Dataset items:

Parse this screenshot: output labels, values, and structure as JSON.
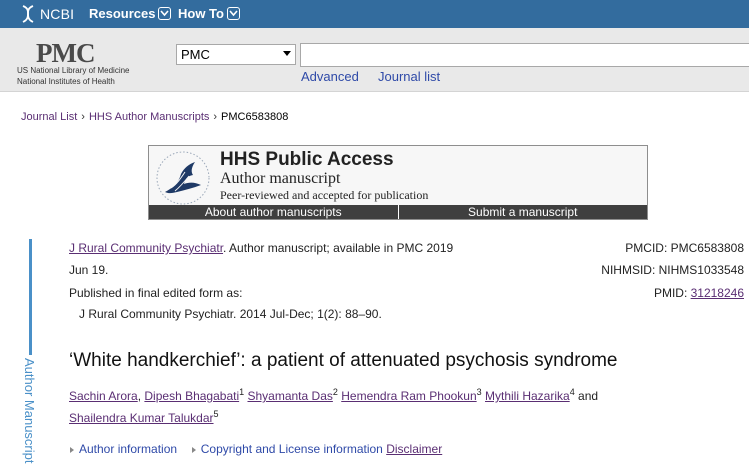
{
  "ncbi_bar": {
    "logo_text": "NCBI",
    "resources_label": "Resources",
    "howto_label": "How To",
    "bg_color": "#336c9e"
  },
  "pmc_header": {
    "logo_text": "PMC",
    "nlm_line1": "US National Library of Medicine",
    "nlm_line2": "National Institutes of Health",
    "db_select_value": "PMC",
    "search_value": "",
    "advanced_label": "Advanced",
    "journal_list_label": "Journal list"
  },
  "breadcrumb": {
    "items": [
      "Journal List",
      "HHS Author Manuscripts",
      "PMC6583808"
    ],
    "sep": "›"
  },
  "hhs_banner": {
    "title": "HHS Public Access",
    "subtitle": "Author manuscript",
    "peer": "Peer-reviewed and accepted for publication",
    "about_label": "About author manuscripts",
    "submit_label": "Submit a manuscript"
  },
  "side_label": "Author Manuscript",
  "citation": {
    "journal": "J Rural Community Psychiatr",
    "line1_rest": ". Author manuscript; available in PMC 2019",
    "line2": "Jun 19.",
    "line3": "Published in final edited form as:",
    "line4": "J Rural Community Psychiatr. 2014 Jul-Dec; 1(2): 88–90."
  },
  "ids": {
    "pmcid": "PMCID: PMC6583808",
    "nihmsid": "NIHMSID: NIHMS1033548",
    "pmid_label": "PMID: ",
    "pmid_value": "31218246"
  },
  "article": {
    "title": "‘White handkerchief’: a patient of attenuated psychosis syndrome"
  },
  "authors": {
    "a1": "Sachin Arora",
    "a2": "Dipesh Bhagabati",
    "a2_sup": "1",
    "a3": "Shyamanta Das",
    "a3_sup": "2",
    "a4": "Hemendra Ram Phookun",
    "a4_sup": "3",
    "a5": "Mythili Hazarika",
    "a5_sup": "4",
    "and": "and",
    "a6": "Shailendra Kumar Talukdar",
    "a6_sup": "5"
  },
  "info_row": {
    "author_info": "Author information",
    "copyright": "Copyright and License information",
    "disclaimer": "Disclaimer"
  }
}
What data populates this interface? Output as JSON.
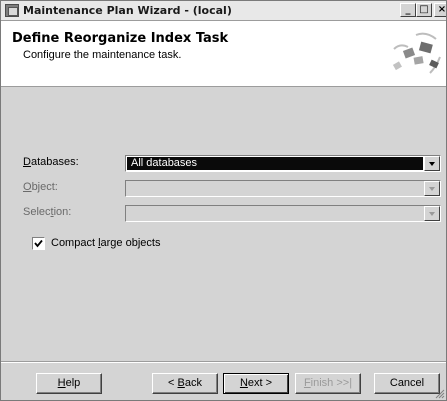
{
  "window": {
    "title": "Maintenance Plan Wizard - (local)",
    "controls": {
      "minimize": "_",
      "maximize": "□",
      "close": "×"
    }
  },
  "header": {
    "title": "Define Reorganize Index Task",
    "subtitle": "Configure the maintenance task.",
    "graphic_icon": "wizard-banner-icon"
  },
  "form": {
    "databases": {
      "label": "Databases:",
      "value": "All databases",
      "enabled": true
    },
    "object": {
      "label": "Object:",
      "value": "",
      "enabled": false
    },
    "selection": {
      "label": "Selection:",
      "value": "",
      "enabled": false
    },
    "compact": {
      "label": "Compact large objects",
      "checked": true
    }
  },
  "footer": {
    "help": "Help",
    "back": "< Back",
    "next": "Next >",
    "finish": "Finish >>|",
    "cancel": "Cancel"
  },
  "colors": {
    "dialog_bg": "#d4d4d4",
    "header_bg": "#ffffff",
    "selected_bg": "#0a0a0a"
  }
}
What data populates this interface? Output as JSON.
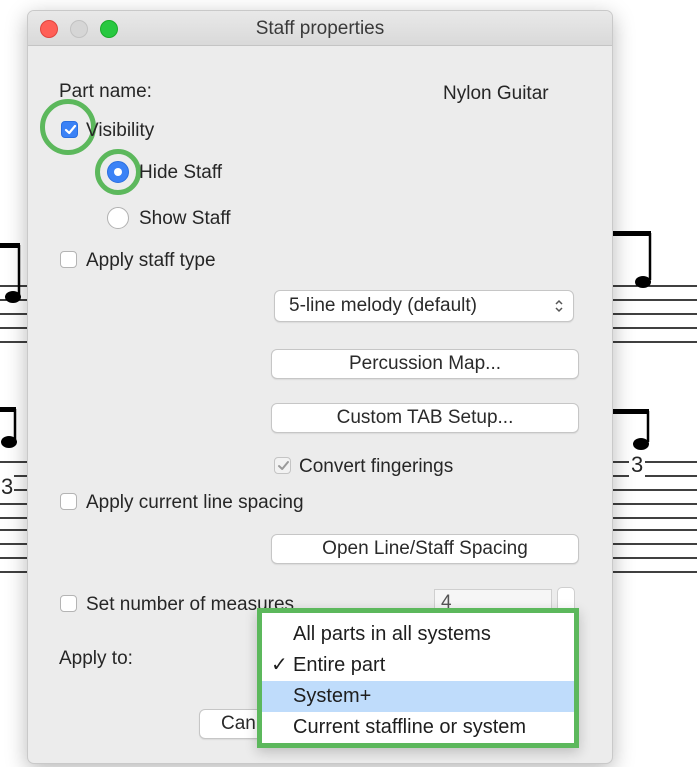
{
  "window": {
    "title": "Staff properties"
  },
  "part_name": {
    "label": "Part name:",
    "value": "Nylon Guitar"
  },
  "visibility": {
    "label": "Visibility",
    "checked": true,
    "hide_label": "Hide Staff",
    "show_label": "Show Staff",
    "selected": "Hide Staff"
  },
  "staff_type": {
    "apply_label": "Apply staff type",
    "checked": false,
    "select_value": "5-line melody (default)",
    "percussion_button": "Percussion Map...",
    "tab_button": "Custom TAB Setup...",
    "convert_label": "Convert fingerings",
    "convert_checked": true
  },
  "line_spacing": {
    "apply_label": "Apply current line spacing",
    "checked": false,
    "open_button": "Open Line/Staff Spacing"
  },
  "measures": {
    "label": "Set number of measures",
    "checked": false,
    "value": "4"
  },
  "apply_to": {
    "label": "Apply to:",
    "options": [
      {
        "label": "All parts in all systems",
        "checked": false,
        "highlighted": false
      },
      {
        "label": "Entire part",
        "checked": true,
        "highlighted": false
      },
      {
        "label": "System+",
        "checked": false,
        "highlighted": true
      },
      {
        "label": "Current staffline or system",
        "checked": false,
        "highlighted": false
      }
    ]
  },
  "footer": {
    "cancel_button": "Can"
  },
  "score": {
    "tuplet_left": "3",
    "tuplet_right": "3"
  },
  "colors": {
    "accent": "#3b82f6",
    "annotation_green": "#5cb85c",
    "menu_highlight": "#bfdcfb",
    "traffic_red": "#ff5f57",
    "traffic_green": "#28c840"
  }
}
==
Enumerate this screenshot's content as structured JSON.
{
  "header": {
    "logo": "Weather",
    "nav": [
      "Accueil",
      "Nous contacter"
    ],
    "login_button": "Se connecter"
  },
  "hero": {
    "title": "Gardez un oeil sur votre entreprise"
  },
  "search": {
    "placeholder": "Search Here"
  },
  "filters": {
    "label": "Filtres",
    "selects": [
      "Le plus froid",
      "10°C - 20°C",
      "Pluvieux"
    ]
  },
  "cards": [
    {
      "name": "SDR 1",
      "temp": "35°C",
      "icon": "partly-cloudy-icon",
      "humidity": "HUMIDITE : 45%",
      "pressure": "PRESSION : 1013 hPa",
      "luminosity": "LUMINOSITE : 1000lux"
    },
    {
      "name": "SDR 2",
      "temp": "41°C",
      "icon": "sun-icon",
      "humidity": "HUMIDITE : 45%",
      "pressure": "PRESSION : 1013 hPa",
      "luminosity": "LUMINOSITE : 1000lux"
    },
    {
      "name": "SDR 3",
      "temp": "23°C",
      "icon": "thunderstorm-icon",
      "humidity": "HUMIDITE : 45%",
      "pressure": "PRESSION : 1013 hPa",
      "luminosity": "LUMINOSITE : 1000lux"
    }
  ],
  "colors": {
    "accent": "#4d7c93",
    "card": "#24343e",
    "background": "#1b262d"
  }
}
...
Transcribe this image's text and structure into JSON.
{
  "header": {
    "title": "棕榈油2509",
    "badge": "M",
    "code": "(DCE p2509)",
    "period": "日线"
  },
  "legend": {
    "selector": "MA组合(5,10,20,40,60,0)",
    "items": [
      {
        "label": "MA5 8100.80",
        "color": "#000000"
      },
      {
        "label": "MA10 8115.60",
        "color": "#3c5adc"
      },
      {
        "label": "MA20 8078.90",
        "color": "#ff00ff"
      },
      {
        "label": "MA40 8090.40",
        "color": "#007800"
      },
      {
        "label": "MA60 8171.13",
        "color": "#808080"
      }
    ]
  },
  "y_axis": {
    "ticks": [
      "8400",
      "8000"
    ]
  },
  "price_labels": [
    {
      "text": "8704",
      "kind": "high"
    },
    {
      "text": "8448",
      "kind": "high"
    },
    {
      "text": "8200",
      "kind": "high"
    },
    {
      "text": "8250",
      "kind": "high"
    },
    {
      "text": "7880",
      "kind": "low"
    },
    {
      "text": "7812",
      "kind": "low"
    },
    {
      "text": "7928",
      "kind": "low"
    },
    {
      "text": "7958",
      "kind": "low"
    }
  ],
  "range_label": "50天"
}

▸ To do
Scan the records above for the string "this", then select every line that holds it.

▸ Full solution
Parse this screenshot: output labels, values, and structure as JSON.
What data populates this interface? Output as JSON.
What data populates this interface? Output as JSON.
Enumerate this screenshot's content as structured JSON.
Transcribe this image's text and structure into JSON.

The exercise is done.